BRIEF =
Check each line of the data below for the word "sublabel", then extract the ones that have it.

═════ LISTED ENTRIES ═════

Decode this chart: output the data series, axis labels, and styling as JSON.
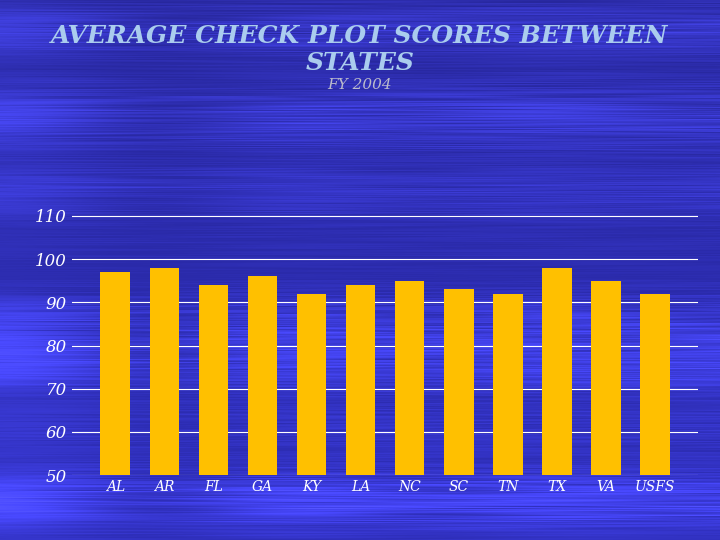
{
  "title_line1": "AVERAGE CHECK PLOT SCORES BETWEEN STATES",
  "title_line2": "FY 2004",
  "categories": [
    "AL",
    "AR",
    "FL",
    "GA",
    "KY",
    "LA",
    "NC",
    "SC",
    "TN",
    "TX",
    "VA",
    "USFS"
  ],
  "values": [
    97,
    98,
    94,
    96,
    92,
    94,
    95,
    93,
    92,
    98,
    95,
    92
  ],
  "bar_color": "#FFC000",
  "background_color": "#3030BB",
  "plot_bg_color": "#3030BB",
  "grid_color": "#FFFFFF",
  "text_color": "#FFFFFF",
  "title_color": "#AACCEE",
  "subtitle_color": "#BBBBCC",
  "ylim": [
    50,
    115
  ],
  "yticks": [
    50,
    60,
    70,
    80,
    90,
    100,
    110
  ],
  "title_fontsize": 18,
  "subtitle_fontsize": 11,
  "tick_fontsize": 12,
  "xlabel_fontsize": 10
}
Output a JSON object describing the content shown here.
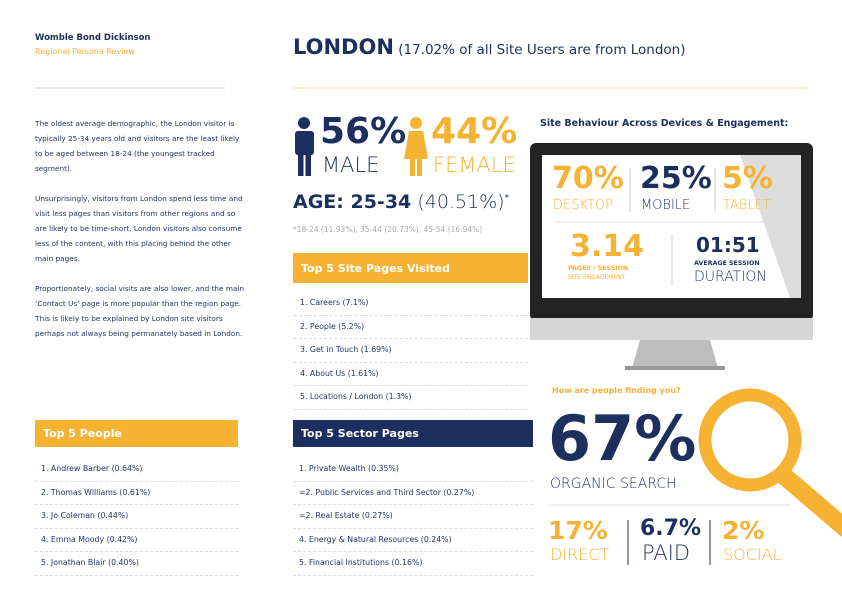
{
  "header": {
    "brand": "Womble Bond Dickinson",
    "subtitle": "Regional Persona Review",
    "title": "LONDON",
    "title_note": "(17.02% of all Site Users are from London)"
  },
  "intro": [
    "The oldest average demographic, the London visitor is typically 25-34 years old and visitors are the least likely to be aged between 18-24 (the youngest tracked segment).",
    "Unsurprisingly, visitors from London spend less time and visit less pages than visitors from other regions and so are likely to be time-short. London visitors also consume less of the content, with this placing behind the other main pages.",
    "Proportionately, social visits are also lower, and the main ‘Contact Us’ page is more popular than the region page.  This is likely to be explained by London site visitors perhaps not always being permanately based in London."
  ],
  "demographics": {
    "male_value": "56%",
    "male_label": "MALE",
    "female_value": "44%",
    "female_label": "FEMALE",
    "age_label": "AGE: 25-34",
    "age_value": "(40.51%)",
    "age_mark": "*",
    "age_others": "*18-24 (11.93%), 35-44 (20.73%), 45-54 (16.94%)"
  },
  "top_pages": {
    "title": "Top 5 Site Pages Visited",
    "items": [
      "1. Careers (7.1%)",
      "2. People (5.2%)",
      "3. Get in Touch (1.69%)",
      "4. About Us (1.61%)",
      "5. Locations / London (1.3%)"
    ]
  },
  "top_people": {
    "title": "Top 5 People",
    "items": [
      "1. Andrew Barber (0.64%)",
      "2. Thomas Williams (0.61%)",
      "3. Jo Coleman (0.44%)",
      "4. Emma Moody (0.42%)",
      "5. Jonathan Blair (0.40%)"
    ]
  },
  "top_sectors": {
    "title": "Top 5 Sector Pages",
    "items": [
      "1. Private Wealth (0.35%)",
      "=2. Public Services and Third Sector (0.27%)",
      "=2. Real Estate (0.27%)",
      "4. Energy & Natural Resources (0.24%)",
      "5. Financial Institutions (0.16%)"
    ]
  },
  "site_behaviour": {
    "title": "Site Behaviour Across Devices & Engagement:",
    "devices": [
      {
        "value": "70%",
        "label": "DESKTOP"
      },
      {
        "value": "25%",
        "label": "MOBILE"
      },
      {
        "value": "5%",
        "label": "TABLET"
      }
    ],
    "pages_per_session": {
      "value": "3.14",
      "label": "PAGES / SESSION",
      "sublabel": "SITE ENGAGEMENT"
    },
    "session_duration": {
      "value": "01:51",
      "label": "AVERAGE SESSION",
      "sublabel": "DURATION"
    }
  },
  "finding": {
    "title": "How are people finding you?",
    "main_value": "67%",
    "main_label": "ORGANIC SEARCH",
    "others": [
      {
        "value": "17%",
        "label": "DIRECT"
      },
      {
        "value": "6.7%",
        "label": "PAID"
      },
      {
        "value": "2%",
        "label": "SOCIAL"
      }
    ]
  }
}
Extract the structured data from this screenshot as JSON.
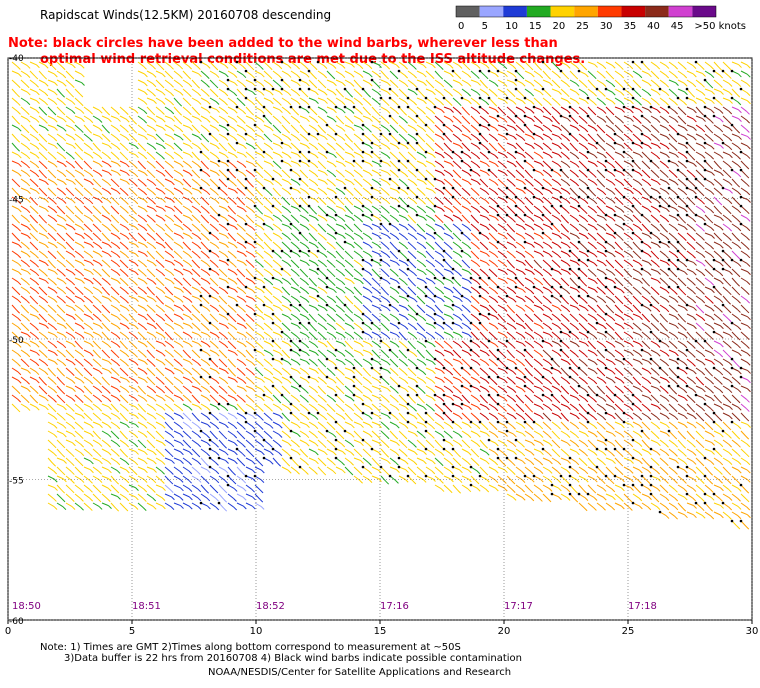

═════

SOLUTION TO THE EXERCISE =
      "sublabel": "SITE ENGAGEMENT"
      "sublabel": "DURATION"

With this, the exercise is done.